-- start of Information supplied --

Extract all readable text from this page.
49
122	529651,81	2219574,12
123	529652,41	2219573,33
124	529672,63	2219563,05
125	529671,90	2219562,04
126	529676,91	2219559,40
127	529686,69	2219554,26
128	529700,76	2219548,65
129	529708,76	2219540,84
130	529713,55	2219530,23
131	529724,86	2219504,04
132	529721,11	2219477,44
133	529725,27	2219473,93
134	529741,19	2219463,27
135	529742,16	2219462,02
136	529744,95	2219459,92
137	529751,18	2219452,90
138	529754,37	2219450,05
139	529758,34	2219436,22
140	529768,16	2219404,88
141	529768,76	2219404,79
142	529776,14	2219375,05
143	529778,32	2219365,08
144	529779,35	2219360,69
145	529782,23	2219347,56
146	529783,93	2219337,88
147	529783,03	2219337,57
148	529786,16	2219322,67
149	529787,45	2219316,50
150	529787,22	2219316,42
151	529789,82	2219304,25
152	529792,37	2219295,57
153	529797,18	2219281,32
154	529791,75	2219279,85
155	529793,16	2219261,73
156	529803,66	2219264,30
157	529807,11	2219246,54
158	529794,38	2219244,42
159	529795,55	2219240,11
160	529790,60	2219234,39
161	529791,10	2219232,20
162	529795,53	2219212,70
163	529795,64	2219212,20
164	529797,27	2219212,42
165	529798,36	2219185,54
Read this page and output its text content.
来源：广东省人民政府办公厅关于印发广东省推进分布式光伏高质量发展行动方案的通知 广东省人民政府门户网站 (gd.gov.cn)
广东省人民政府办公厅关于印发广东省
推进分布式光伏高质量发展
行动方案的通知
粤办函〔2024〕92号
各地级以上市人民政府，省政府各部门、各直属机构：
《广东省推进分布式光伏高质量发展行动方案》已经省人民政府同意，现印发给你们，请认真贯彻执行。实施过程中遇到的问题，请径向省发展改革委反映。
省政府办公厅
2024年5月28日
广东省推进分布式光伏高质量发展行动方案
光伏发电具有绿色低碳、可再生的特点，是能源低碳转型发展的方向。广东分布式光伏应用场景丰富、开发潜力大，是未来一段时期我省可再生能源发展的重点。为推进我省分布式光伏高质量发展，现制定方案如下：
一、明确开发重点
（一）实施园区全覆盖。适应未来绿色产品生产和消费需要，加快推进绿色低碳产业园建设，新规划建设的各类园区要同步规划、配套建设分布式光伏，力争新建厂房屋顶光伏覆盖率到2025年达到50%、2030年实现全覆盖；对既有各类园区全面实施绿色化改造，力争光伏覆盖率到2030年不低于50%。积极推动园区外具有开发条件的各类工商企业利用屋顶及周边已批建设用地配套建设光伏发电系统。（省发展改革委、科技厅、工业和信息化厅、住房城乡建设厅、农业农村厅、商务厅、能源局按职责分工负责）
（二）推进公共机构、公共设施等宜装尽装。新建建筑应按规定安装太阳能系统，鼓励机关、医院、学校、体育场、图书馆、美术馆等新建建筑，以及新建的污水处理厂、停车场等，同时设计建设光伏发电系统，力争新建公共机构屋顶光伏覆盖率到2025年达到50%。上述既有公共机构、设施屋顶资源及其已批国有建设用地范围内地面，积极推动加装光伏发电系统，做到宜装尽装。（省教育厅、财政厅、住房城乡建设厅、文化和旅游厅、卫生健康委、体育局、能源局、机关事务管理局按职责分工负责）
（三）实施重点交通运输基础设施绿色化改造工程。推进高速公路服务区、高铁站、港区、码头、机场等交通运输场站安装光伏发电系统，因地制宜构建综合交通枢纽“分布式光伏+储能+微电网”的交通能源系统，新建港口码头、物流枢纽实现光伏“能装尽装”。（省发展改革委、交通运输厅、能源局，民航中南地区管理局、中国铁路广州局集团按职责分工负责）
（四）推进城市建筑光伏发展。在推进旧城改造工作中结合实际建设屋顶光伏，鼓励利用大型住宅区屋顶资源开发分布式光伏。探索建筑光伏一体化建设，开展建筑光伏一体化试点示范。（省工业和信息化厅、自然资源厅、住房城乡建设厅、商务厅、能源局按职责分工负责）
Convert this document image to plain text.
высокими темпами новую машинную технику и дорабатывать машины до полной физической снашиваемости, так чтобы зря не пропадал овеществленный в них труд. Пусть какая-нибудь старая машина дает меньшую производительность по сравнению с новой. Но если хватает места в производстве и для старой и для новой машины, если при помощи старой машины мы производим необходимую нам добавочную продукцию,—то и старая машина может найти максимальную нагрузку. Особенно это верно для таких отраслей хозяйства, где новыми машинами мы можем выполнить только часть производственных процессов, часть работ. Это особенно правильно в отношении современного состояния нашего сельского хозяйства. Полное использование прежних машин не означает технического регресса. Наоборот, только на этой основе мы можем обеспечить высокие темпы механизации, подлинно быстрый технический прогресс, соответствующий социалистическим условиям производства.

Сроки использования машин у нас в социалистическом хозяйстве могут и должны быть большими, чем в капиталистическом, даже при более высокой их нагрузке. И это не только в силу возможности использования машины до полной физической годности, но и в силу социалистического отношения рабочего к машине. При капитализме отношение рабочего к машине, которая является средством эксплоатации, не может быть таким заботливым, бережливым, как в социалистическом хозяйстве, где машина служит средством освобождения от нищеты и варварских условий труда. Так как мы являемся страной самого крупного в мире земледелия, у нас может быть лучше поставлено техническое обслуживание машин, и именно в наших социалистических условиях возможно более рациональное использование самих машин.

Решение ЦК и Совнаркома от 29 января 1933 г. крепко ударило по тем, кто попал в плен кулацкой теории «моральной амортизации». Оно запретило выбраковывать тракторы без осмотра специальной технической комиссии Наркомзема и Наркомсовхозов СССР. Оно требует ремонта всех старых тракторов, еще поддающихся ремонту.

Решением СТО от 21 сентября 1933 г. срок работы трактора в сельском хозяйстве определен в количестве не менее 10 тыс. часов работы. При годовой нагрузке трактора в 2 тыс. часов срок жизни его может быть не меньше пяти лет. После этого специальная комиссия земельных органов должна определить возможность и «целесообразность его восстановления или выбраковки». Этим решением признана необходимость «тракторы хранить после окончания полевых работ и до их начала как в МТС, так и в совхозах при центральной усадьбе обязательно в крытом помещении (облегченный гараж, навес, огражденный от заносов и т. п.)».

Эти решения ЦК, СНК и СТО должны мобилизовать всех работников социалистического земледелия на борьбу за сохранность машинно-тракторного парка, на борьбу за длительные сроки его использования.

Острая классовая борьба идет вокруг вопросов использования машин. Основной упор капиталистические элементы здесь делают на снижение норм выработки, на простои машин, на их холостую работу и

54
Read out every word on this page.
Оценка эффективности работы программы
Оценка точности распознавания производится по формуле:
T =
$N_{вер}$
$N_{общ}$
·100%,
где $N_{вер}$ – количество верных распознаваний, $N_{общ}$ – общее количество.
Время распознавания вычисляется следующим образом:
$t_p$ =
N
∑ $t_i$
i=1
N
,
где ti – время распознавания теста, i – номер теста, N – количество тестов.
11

-- end of Information supplied --

All lines from the line containing "Read out every word on this page." through the end of the listing above are to be duplicated exactly; include both ends and nothing further.

Read out every word on this page.
Оценка эффективности работы программы
Оценка точности распознавания производится по формуле:
T =
$N_{вер}$
$N_{общ}$
·100%,
где $N_{вер}$ – количество верных распознаваний, $N_{общ}$ – общее количество.
Время распознавания вычисляется следующим образом:
$t_p$ =
N
∑ $t_i$
i=1
N
,
где ti – время распознавания теста, i – номер теста, N – количество тестов.
11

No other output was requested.